(Do this):
Give the material once more, word for word, without any images.

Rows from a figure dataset
================================
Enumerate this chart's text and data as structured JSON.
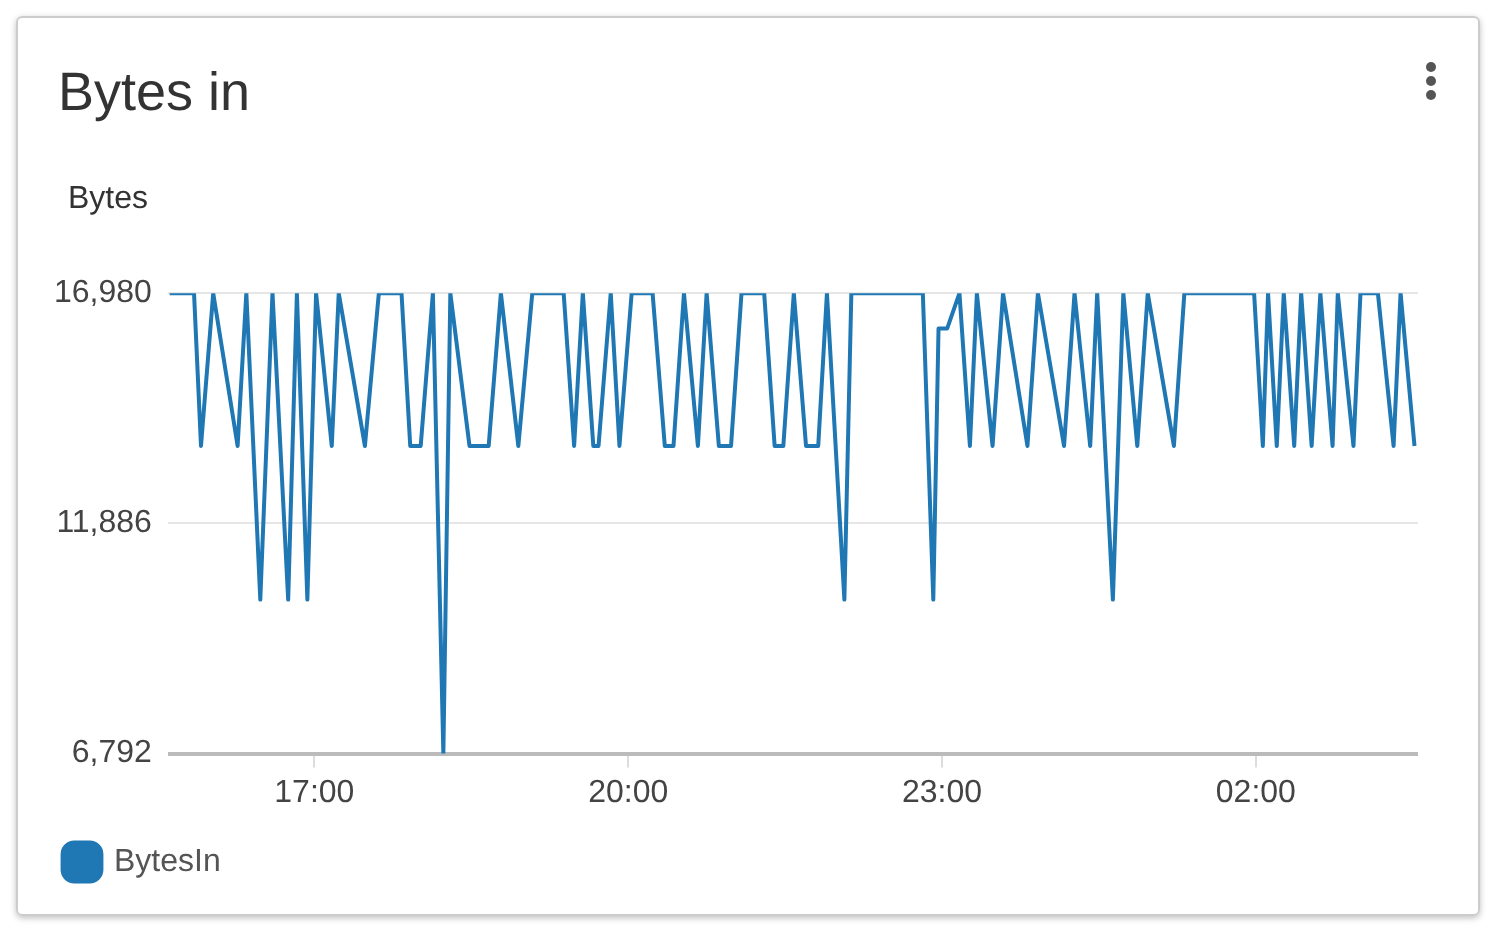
{
  "chart_data": {
    "type": "line",
    "title": "Bytes in",
    "ylabel": "Bytes",
    "x": [
      "--01-01T15:37",
      "--01-01T15:51",
      "--01-01T15:55",
      "--01-01T16:02",
      "--01-01T16:16",
      "--01-01T16:21",
      "--01-01T16:29",
      "--01-01T16:36",
      "--01-01T16:45",
      "--01-01T16:50",
      "--01-01T16:56",
      "--01-01T17:01",
      "--01-01T17:10",
      "--01-01T17:14",
      "--01-01T17:29",
      "--01-01T17:37",
      "--01-01T17:50",
      "--01-01T17:55",
      "--01-01T18:01",
      "--01-01T18:08",
      "--01-01T18:14",
      "--01-01T18:18",
      "--01-01T18:29",
      "--01-01T18:40",
      "--01-01T18:47",
      "--01-01T18:57",
      "--01-01T19:05",
      "--01-01T19:23",
      "--01-01T19:29",
      "--01-01T19:34",
      "--01-01T19:40",
      "--01-01T19:43",
      "--01-01T19:50",
      "--01-01T19:55",
      "--01-01T20:02",
      "--01-01T20:14",
      "--01-01T20:21",
      "--01-01T20:26",
      "--01-01T20:32",
      "--01-01T20:40",
      "--01-01T20:45",
      "--01-01T20:52",
      "--01-01T20:59",
      "--01-01T21:05",
      "--01-01T21:18",
      "--01-01T21:24",
      "--01-01T21:29",
      "--01-01T21:35",
      "--01-01T21:42",
      "--01-01T21:49",
      "--01-01T21:54",
      "--01-01T22:04",
      "--01-01T22:08",
      "--01-01T22:49",
      "--01-01T22:55",
      "--01-01T22:58",
      "--01-01T23:03",
      "--01-01T23:10",
      "--01-01T23:16",
      "--01-01T23:20",
      "--01-01T23:29",
      "--01-01T23:35",
      "--01-01T23:49",
      "--01-01T23:55",
      "--01-02T00:10",
      "--01-02T00:16",
      "--01-02T00:25",
      "--01-02T00:29",
      "--01-02T00:38",
      "--01-02T00:44",
      "--01-02T00:52",
      "--01-02T00:58",
      "--01-02T01:13",
      "--01-02T01:19",
      "--01-02T01:59",
      "--01-02T02:04",
      "--01-02T02:07",
      "--01-02T02:12",
      "--01-02T02:16",
      "--01-02T02:22",
      "--01-02T02:26",
      "--01-02T02:32",
      "--01-02T02:37",
      "--01-02T02:44",
      "--01-02T02:47",
      "--01-02T02:56",
      "--01-02T03:00",
      "--01-02T03:10",
      "--01-02T03:19",
      "--01-02T03:23",
      "--01-02T03:31"
    ],
    "series": [
      {
        "name": "BytesIn",
        "color": "#1f77b4",
        "values": [
          16980,
          16980,
          13600,
          16980,
          13600,
          16980,
          10200,
          16980,
          10200,
          16980,
          10200,
          16980,
          13600,
          16980,
          13600,
          16980,
          16980,
          13600,
          13600,
          16980,
          6792,
          16980,
          13600,
          13600,
          16980,
          13600,
          16980,
          16980,
          13600,
          16980,
          13600,
          13600,
          16980,
          13600,
          16980,
          16980,
          13600,
          13600,
          16980,
          13600,
          16980,
          13600,
          13600,
          16980,
          16980,
          13600,
          13600,
          16980,
          13600,
          13600,
          16980,
          10200,
          16980,
          16980,
          10200,
          16200,
          16200,
          16980,
          13600,
          16980,
          13600,
          16980,
          13600,
          16980,
          13600,
          16980,
          13600,
          16980,
          10200,
          16980,
          13600,
          16980,
          13600,
          16980,
          16980,
          13600,
          16980,
          13600,
          16980,
          13600,
          16980,
          13600,
          16980,
          13600,
          16980,
          13600,
          16980,
          16980,
          13600,
          16980,
          13600
        ]
      }
    ],
    "xlim": [
      "--01-01T15:36",
      "--01-02T03:33"
    ],
    "xticks": [
      {
        "value": "--01-01T17:00",
        "label": "17:00"
      },
      {
        "value": "--01-01T20:00",
        "label": "20:00"
      },
      {
        "value": "--01-01T23:00",
        "label": "23:00"
      },
      {
        "value": "--01-02T02:00",
        "label": "02:00"
      }
    ],
    "ylim": [
      6792,
      16980
    ],
    "yticks": [
      {
        "value": 6792,
        "label": "6,792"
      },
      {
        "value": 11886,
        "label": "11,886"
      },
      {
        "value": 16980,
        "label": "16,980"
      }
    ],
    "grid": "y",
    "legend": "bottom left",
    "marker": "none",
    "line_style": "solid"
  }
}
================================
(Task response):
Enumerate this chart's text and data as structured JSON.
{
  "chart_data": {
    "type": "line",
    "title": "Bytes in",
    "ylabel": "Bytes",
    "x": [
      "--01-01T15:37",
      "--01-01T15:51",
      "--01-01T15:55",
      "--01-01T16:02",
      "--01-01T16:16",
      "--01-01T16:21",
      "--01-01T16:29",
      "--01-01T16:36",
      "--01-01T16:45",
      "--01-01T16:50",
      "--01-01T16:56",
      "--01-01T17:01",
      "--01-01T17:10",
      "--01-01T17:14",
      "--01-01T17:29",
      "--01-01T17:37",
      "--01-01T17:50",
      "--01-01T17:55",
      "--01-01T18:01",
      "--01-01T18:08",
      "--01-01T18:14",
      "--01-01T18:18",
      "--01-01T18:29",
      "--01-01T18:40",
      "--01-01T18:47",
      "--01-01T18:57",
      "--01-01T19:05",
      "--01-01T19:23",
      "--01-01T19:29",
      "--01-01T19:34",
      "--01-01T19:40",
      "--01-01T19:43",
      "--01-01T19:50",
      "--01-01T19:55",
      "--01-01T20:02",
      "--01-01T20:14",
      "--01-01T20:21",
      "--01-01T20:26",
      "--01-01T20:32",
      "--01-01T20:40",
      "--01-01T20:45",
      "--01-01T20:52",
      "--01-01T20:59",
      "--01-01T21:05",
      "--01-01T21:18",
      "--01-01T21:24",
      "--01-01T21:29",
      "--01-01T21:35",
      "--01-01T21:42",
      "--01-01T21:49",
      "--01-01T21:54",
      "--01-01T22:04",
      "--01-01T22:08",
      "--01-01T22:49",
      "--01-01T22:55",
      "--01-01T22:58",
      "--01-01T23:03",
      "--01-01T23:10",
      "--01-01T23:16",
      "--01-01T23:20",
      "--01-01T23:29",
      "--01-01T23:35",
      "--01-01T23:49",
      "--01-01T23:55",
      "--01-02T00:10",
      "--01-02T00:16",
      "--01-02T00:25",
      "--01-02T00:29",
      "--01-02T00:38",
      "--01-02T00:44",
      "--01-02T00:52",
      "--01-02T00:58",
      "--01-02T01:13",
      "--01-02T01:19",
      "--01-02T01:59",
      "--01-02T02:04",
      "--01-02T02:07",
      "--01-02T02:12",
      "--01-02T02:16",
      "--01-02T02:22",
      "--01-02T02:26",
      "--01-02T02:32",
      "--01-02T02:37",
      "--01-02T02:44",
      "--01-02T02:47",
      "--01-02T02:56",
      "--01-02T03:00",
      "--01-02T03:10",
      "--01-02T03:19",
      "--01-02T03:23",
      "--01-02T03:31"
    ],
    "series": [
      {
        "name": "BytesIn",
        "color": "#1f77b4",
        "values": [
          16980,
          16980,
          13600,
          16980,
          13600,
          16980,
          10200,
          16980,
          10200,
          16980,
          10200,
          16980,
          13600,
          16980,
          13600,
          16980,
          16980,
          13600,
          13600,
          16980,
          6792,
          16980,
          13600,
          13600,
          16980,
          13600,
          16980,
          16980,
          13600,
          16980,
          13600,
          13600,
          16980,
          13600,
          16980,
          16980,
          13600,
          13600,
          16980,
          13600,
          16980,
          13600,
          13600,
          16980,
          16980,
          13600,
          13600,
          16980,
          13600,
          13600,
          16980,
          10200,
          16980,
          16980,
          10200,
          16200,
          16200,
          16980,
          13600,
          16980,
          13600,
          16980,
          13600,
          16980,
          13600,
          16980,
          13600,
          16980,
          10200,
          16980,
          13600,
          16980,
          13600,
          16980,
          16980,
          13600,
          16980,
          13600,
          16980,
          13600,
          16980,
          13600,
          16980,
          13600,
          16980,
          13600,
          16980,
          16980,
          13600,
          16980,
          13600
        ]
      }
    ],
    "xlim": [
      "--01-01T15:36",
      "--01-02T03:33"
    ],
    "xticks": [
      {
        "value": "--01-01T17:00",
        "label": "17:00"
      },
      {
        "value": "--01-01T20:00",
        "label": "20:00"
      },
      {
        "value": "--01-01T23:00",
        "label": "23:00"
      },
      {
        "value": "--01-02T02:00",
        "label": "02:00"
      }
    ],
    "ylim": [
      6792,
      16980
    ],
    "yticks": [
      {
        "value": 6792,
        "label": "6,792"
      },
      {
        "value": 11886,
        "label": "11,886"
      },
      {
        "value": 16980,
        "label": "16,980"
      }
    ],
    "grid": "y",
    "legend": "bottom left",
    "marker": "none",
    "line_style": "solid"
  }
}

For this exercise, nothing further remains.